__Problem description__
Copy out, exactly as given, every line from the line with "OCR this image." to the end of the listing, both of those lines included.

__Records provided__
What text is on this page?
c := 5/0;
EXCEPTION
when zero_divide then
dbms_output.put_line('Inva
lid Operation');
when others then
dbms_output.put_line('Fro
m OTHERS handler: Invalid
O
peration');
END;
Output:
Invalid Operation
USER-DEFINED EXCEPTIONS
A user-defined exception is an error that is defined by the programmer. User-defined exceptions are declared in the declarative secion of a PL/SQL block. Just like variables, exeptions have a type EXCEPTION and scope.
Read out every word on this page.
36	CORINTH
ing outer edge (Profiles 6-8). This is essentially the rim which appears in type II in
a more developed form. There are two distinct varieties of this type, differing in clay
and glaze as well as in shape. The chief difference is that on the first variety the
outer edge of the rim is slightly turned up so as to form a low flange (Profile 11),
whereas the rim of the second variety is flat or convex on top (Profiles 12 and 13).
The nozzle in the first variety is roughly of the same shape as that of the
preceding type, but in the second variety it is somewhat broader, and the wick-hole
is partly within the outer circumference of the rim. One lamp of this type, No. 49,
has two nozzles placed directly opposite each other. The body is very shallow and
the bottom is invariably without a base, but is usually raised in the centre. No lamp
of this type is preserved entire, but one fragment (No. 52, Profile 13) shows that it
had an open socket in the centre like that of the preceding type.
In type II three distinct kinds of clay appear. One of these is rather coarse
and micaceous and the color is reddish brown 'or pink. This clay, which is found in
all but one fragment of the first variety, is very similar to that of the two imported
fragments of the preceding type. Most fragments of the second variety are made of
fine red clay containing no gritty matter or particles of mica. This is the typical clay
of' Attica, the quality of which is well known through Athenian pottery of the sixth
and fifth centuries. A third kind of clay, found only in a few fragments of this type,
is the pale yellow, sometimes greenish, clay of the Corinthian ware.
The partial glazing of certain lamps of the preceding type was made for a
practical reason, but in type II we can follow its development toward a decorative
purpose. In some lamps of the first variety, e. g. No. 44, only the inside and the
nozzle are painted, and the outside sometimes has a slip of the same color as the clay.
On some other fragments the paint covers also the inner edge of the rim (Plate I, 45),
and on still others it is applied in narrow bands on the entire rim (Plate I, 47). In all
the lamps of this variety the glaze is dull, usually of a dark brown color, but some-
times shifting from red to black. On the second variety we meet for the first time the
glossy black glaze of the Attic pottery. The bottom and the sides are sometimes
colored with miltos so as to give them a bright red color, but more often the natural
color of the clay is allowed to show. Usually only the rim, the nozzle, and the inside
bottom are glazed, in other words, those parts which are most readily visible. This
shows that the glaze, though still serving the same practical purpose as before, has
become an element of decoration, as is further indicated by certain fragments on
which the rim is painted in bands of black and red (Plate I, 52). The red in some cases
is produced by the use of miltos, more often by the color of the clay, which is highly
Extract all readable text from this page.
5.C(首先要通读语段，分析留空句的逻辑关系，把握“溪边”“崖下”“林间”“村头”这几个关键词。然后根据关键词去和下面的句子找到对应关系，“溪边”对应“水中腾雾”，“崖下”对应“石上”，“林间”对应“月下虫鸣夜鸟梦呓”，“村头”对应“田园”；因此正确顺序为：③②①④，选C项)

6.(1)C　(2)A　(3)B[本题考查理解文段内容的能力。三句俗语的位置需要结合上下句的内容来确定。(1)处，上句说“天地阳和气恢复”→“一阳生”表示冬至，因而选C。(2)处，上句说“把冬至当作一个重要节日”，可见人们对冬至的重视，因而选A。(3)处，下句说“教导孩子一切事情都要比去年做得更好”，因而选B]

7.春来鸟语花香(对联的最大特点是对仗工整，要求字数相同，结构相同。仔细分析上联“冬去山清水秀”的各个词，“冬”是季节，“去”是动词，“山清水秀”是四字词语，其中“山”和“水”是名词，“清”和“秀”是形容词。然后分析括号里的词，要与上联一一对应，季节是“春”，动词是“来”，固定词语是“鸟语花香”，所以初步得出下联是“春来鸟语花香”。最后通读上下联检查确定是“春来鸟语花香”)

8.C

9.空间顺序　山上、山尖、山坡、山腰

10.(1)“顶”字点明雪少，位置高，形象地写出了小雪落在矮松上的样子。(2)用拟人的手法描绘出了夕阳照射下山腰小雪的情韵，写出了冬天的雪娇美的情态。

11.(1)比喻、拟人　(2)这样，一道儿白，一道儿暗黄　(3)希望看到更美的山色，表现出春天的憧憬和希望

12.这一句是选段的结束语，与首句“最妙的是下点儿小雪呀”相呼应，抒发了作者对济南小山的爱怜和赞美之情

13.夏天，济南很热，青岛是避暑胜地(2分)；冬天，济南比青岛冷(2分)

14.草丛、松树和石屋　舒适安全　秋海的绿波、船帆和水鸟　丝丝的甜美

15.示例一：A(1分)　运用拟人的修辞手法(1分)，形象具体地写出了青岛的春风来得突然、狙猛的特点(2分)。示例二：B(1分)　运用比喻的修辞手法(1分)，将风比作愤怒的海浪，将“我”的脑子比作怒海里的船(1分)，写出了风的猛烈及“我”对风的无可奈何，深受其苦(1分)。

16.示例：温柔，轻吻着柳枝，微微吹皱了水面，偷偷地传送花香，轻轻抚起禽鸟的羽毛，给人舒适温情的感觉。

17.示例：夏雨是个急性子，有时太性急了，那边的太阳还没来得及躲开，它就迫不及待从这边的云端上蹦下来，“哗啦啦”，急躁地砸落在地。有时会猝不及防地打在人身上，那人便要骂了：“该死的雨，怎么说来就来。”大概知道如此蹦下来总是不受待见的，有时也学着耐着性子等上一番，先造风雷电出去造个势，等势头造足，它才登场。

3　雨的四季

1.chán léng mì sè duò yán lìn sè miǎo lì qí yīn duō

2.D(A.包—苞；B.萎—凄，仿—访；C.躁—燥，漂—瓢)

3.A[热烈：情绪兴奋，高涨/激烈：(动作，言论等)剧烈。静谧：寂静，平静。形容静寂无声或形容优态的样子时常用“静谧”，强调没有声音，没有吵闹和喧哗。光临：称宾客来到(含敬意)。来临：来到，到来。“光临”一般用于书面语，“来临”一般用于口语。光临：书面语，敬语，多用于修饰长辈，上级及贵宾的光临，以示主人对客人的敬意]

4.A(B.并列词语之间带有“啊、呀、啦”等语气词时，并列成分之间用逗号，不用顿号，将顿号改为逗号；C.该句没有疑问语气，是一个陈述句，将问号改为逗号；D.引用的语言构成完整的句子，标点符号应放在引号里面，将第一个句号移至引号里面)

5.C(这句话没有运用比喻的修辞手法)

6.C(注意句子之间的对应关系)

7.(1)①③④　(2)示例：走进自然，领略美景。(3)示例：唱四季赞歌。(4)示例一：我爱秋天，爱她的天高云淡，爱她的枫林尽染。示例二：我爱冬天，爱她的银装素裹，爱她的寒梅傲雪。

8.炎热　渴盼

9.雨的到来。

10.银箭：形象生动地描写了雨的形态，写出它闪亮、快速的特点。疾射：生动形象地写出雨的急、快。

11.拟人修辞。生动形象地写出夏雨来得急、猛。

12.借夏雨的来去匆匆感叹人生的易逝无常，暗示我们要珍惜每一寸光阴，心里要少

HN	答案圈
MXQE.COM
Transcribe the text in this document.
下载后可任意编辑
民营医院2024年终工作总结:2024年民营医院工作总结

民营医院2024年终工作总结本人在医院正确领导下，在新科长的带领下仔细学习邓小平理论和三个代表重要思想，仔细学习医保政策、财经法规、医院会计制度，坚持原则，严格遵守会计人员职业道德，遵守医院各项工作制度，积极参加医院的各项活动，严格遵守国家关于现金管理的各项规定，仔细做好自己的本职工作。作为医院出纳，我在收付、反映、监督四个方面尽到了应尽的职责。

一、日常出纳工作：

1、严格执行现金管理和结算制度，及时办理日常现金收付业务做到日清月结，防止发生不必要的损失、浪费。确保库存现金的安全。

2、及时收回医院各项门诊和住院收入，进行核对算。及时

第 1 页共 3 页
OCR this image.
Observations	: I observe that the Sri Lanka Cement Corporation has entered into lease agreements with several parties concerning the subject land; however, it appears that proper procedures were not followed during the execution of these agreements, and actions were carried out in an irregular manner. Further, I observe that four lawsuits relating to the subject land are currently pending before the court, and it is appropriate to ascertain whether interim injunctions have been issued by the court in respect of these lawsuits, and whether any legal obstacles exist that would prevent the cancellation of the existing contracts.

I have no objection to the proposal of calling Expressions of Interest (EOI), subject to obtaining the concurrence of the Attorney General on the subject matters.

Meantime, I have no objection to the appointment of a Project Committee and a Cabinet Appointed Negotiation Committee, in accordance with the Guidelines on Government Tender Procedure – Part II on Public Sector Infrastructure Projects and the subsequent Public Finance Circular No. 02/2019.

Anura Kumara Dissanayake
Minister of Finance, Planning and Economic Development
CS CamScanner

__Right answer__
OCR this image.
Observations	: I observe that the Sri Lanka Cement Corporation has entered into lease agreements with several parties concerning the subject land; however, it appears that proper procedures were not followed during the execution of these agreements, and actions were carried out in an irregular manner. Further, I observe that four lawsuits relating to the subject land are currently pending before the court, and it is appropriate to ascertain whether interim injunctions have been issued by the court in respect of these lawsuits, and whether any legal obstacles exist that would prevent the cancellation of the existing contracts.

I have no objection to the proposal of calling Expressions of Interest (EOI), subject to obtaining the concurrence of the Attorney General on the subject matters.

Meantime, I have no objection to the appointment of a Project Committee and a Cabinet Appointed Negotiation Committee, in accordance with the Guidelines on Government Tender Procedure – Part II on Public Sector Infrastructure Projects and the subsequent Public Finance Circular No. 02/2019.

Anura Kumara Dissanayake
Minister of Finance, Planning and Economic Development
CS CamScanner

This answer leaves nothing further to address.